_Work to be completed_: Transcribe all of the material exactly, except for its pictures.

_Task inputs_:
════════

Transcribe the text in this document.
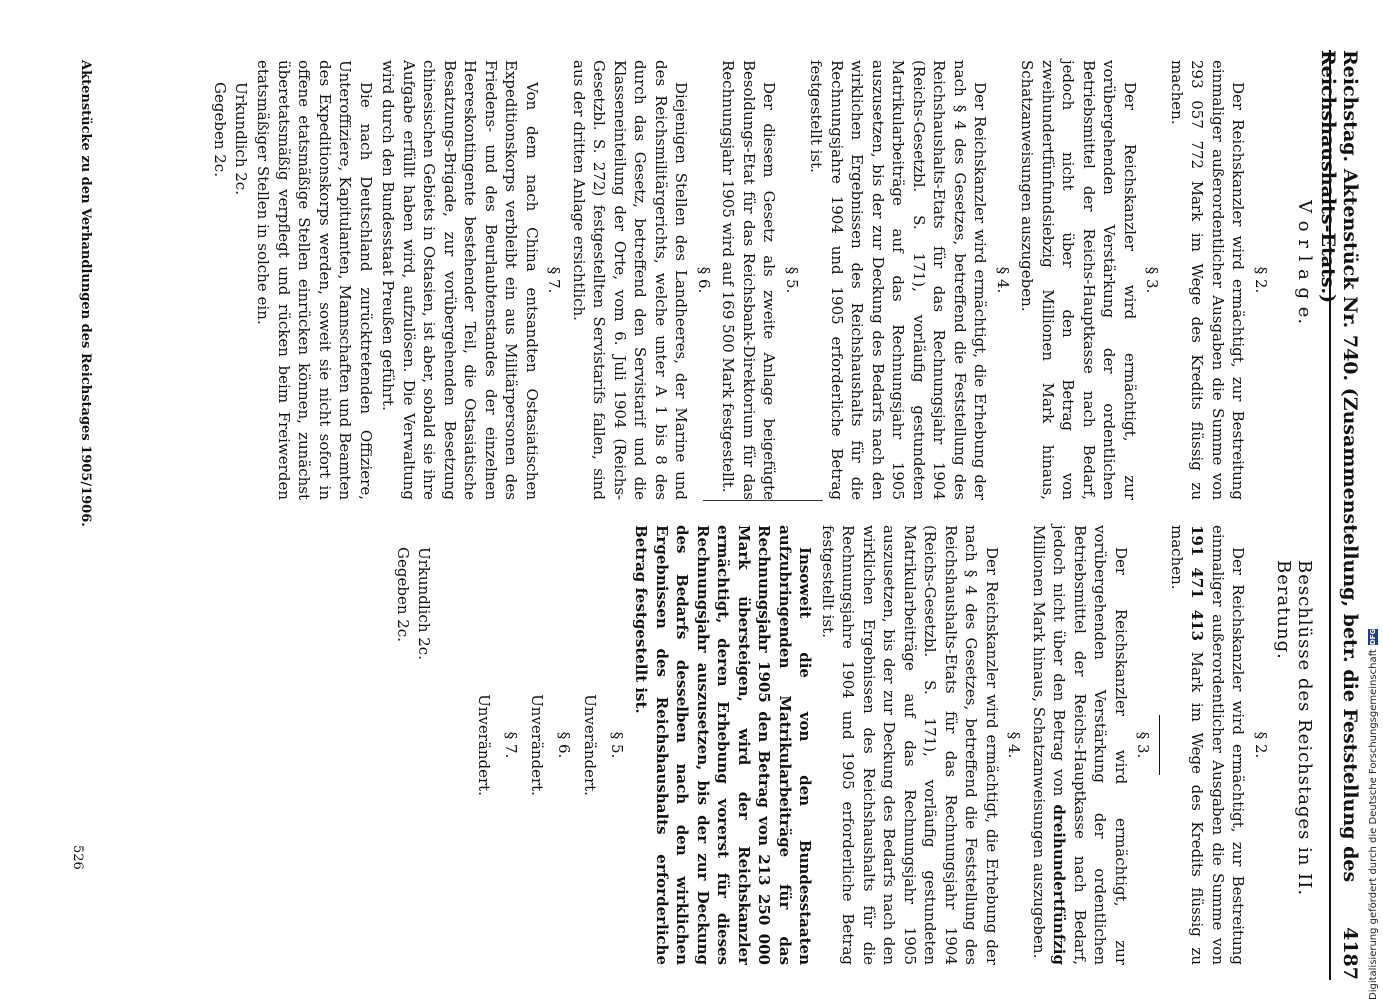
Reichstag. Aktenstück Nr. 740. (Zusammenstellung, betr. die Feststellung des Reichshaushalts-Etats.)
4187
V o r l a g e.
Beschlüsse des Reichstages in II. Beratung.
§ 2.

Der Reichskanzler wird ermächtigt, zur Bestreitung einmaliger außerordentlicher Ausgaben die Summe von 293 057 772 Mark im Wege des Kredits flüssig zu machen.

§ 3.

Der Reichskanzler wird ermächtigt, zur vorübergehenden Verstärkung der ordentlichen Betriebsmittel der Reichs-Hauptkasse nach Bedarf, jedoch nicht über den Betrag von zweihundertfünfundsiebzig Millionen Mark hinaus, Schatzanweisungen auszugeben.

§ 4.

Der Reichskanzler wird ermächtigt, die Erhebung der nach § 4 des Gesetzes, betreffend die Feststellung des Reichshaushalts-Etats für das Rechnungsjahr 1904 (Reichs-Gesetzbl. S. 171), vorläufig gestundeten Matrikularbeiträge auf das Rechnungsjahr 1905 auszusetzen, bis der zur Deckung des Bedarfs nach den wirklichen Ergebnissen des Reichshaushalts für die Rechnungsjahre 1904 und 1905 erforderliche Betrag festgestellt ist.

§ 5.

Der diesem Gesetz als zweite Anlage beigefügte Besoldungs-Etat für das Reichsbank-Direktorium für das Rechnungsjahr 1905 wird auf 169 500 Mark festgestellt.

§ 6.

Diejenigen Stellen des Landheeres, der Marine und des Reichsmilitärgerichts, welche unter A 1 bis 8 des durch das Gesetz, betreffend den Servistarif und die Klasseneinteilung der Orte, vom 6. Juli 1904 (Reichs-Gesetzbl. S. 272) festgestellten Servistarifs fallen, sind aus der dritten Anlage ersichtlich.

§ 7.

Von dem nach China entsandten Ostasiatischen Expeditionskorps verbleibt ein aus Militärpersonen des Friedens- und des Beurlaubtenstandes der einzelnen Heereskontingente bestehender Teil, die Ostasiatische Besatzungs-Brigade, zur vorübergehenden Besetzung chinesischen Gebiets in Ostasien, ist aber, sobald sie ihre Aufgabe erfüllt haben wird, aufzulösen. Die Verwaltung wird durch den Bundesstaat Preußen geführt.

Die nach Deutschland zurücktretenden Offiziere, Unteroffiziere, Kapitulanten, Mannschaften und Beamten des Expeditionskorps werden, soweit sie nicht sofort in offene etatsmäßige Stellen einrücken können, zunächst überetatsmäßig verpflegt und rücken beim Freiwerden etatsmäßiger Stellen in solche ein.

Urkundlich 2c.
Gegeben 2c.
§ 2.

Der Reichskanzler wird ermächtigt, zur Bestreitung einmaliger außerordentlicher Ausgaben die Summe von 191 471 413 Mark im Wege des Kredits flüssig zu machen.

§ 3.

Der Reichskanzler wird ermächtigt, zur vorübergehenden Verstärkung der ordentlichen Betriebsmittel der Reichs-Hauptkasse nach Bedarf, jedoch nicht über den Betrag von dreihundertfünfzig Millionen Mark hinaus, Schatzanweisungen auszugeben.

§ 4.

Der Reichskanzler wird ermächtigt, die Erhebung der nach § 4 des Gesetzes, betreffend die Feststellung des Reichshaushalts-Etats für das Rechnungsjahr 1904 (Reichs-Gesetzbl. S. 171), vorläufig gestundeten Matrikularbeiträge auf das Rechnungsjahr 1905 auszusetzen, bis der zur Deckung des Bedarfs nach den wirklichen Ergebnissen des Reichshaushalts für die Rechnungsjahre 1904 und 1905 erforderliche Betrag festgestellt ist.

Insoweit die von den Bundesstaaten aufzubringenden Matrikularbeiträge für das Rechnungsjahr 1905 den Betrag von 213 250 000 Mark übersteigen, wird der Reichskanzler ermächtigt, deren Erhebung vorerst für dieses Rechnungsjahr auszusetzen, bis der zur Deckung des Bedarfs desselben nach den wirklichen Ergebnissen des Reichshaushalts erforderliche Betrag festgestellt ist.

§ 5.
Unverändert.
§ 6.
Unverändert.
§ 7.
Unverändert.
Urkundlich 2c.
Gegeben 2c.
Aktenstücke zu den Verhandlungen des Reichstages 1905/1906.
526	Digitalisierung gefördert durch die Deutsche Forschungsgemeinschaft
DFG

════════

_Task output_:
Transcribe the text in this document.
Reichstag. Aktenstück Nr. 740. (Zusammenstellung, betr. die Feststellung des Reichshaushalts-Etats.)
4187
V o r l a g e.
Beschlüsse des Reichstages in II. Beratung.
§ 2.

Der Reichskanzler wird ermächtigt, zur Bestreitung einmaliger außerordentlicher Ausgaben die Summe von 293 057 772 Mark im Wege des Kredits flüssig zu machen.

§ 3.

Der Reichskanzler wird ermächtigt, zur vorübergehenden Verstärkung der ordentlichen Betriebsmittel der Reichs-Hauptkasse nach Bedarf, jedoch nicht über den Betrag von zweihundertfünfundsiebzig Millionen Mark hinaus, Schatzanweisungen auszugeben.

§ 4.

Der Reichskanzler wird ermächtigt, die Erhebung der nach § 4 des Gesetzes, betreffend die Feststellung des Reichshaushalts-Etats für das Rechnungsjahr 1904 (Reichs-Gesetzbl. S. 171), vorläufig gestundeten Matrikularbeiträge auf das Rechnungsjahr 1905 auszusetzen, bis der zur Deckung des Bedarfs nach den wirklichen Ergebnissen des Reichshaushalts für die Rechnungsjahre 1904 und 1905 erforderliche Betrag festgestellt ist.

§ 5.

Der diesem Gesetz als zweite Anlage beigefügte Besoldungs-Etat für das Reichsbank-Direktorium für das Rechnungsjahr 1905 wird auf 169 500 Mark festgestellt.

§ 6.

Diejenigen Stellen des Landheeres, der Marine und des Reichsmilitärgerichts, welche unter A 1 bis 8 des durch das Gesetz, betreffend den Servistarif und die Klasseneinteilung der Orte, vom 6. Juli 1904 (Reichs-Gesetzbl. S. 272) festgestellten Servistarifs fallen, sind aus der dritten Anlage ersichtlich.

§ 7.

Von dem nach China entsandten Ostasiatischen Expeditionskorps verbleibt ein aus Militärpersonen des Friedens- und des Beurlaubtenstandes der einzelnen Heereskontingente bestehender Teil, die Ostasiatische Besatzungs-Brigade, zur vorübergehenden Besetzung chinesischen Gebiets in Ostasien, ist aber, sobald sie ihre Aufgabe erfüllt haben wird, aufzulösen. Die Verwaltung wird durch den Bundesstaat Preußen geführt.

Die nach Deutschland zurücktretenden Offiziere, Unteroffiziere, Kapitulanten, Mannschaften und Beamten des Expeditionskorps werden, soweit sie nicht sofort in offene etatsmäßige Stellen einrücken können, zunächst überetatsmäßig verpflegt und rücken beim Freiwerden etatsmäßiger Stellen in solche ein.

Urkundlich 2c.
Gegeben 2c.
§ 2.

Der Reichskanzler wird ermächtigt, zur Bestreitung einmaliger außerordentlicher Ausgaben die Summe von 191 471 413 Mark im Wege des Kredits flüssig zu machen.

§ 3.

Der Reichskanzler wird ermächtigt, zur vorübergehenden Verstärkung der ordentlichen Betriebsmittel der Reichs-Hauptkasse nach Bedarf, jedoch nicht über den Betrag von dreihundertfünfzig Millionen Mark hinaus, Schatzanweisungen auszugeben.

§ 4.

Der Reichskanzler wird ermächtigt, die Erhebung der nach § 4 des Gesetzes, betreffend die Feststellung des Reichshaushalts-Etats für das Rechnungsjahr 1904 (Reichs-Gesetzbl. S. 171), vorläufig gestundeten Matrikularbeiträge auf das Rechnungsjahr 1905 auszusetzen, bis der zur Deckung des Bedarfs nach den wirklichen Ergebnissen des Reichshaushalts für die Rechnungsjahre 1904 und 1905 erforderliche Betrag festgestellt ist.

Insoweit die von den Bundesstaaten aufzubringenden Matrikularbeiträge für das Rechnungsjahr 1905 den Betrag von 213 250 000 Mark übersteigen, wird der Reichskanzler ermächtigt, deren Erhebung vorerst für dieses Rechnungsjahr auszusetzen, bis der zur Deckung des Bedarfs desselben nach den wirklichen Ergebnissen des Reichshaushalts erforderliche Betrag festgestellt ist.

§ 5.
Unverändert.
§ 6.
Unverändert.
§ 7.
Unverändert.
Urkundlich 2c.
Gegeben 2c.
Aktenstücke zu den Verhandlungen des Reichstages 1905/1906.
526	Digitalisierung gefördert durch die Deutsche Forschungsgemeinschaft
DFG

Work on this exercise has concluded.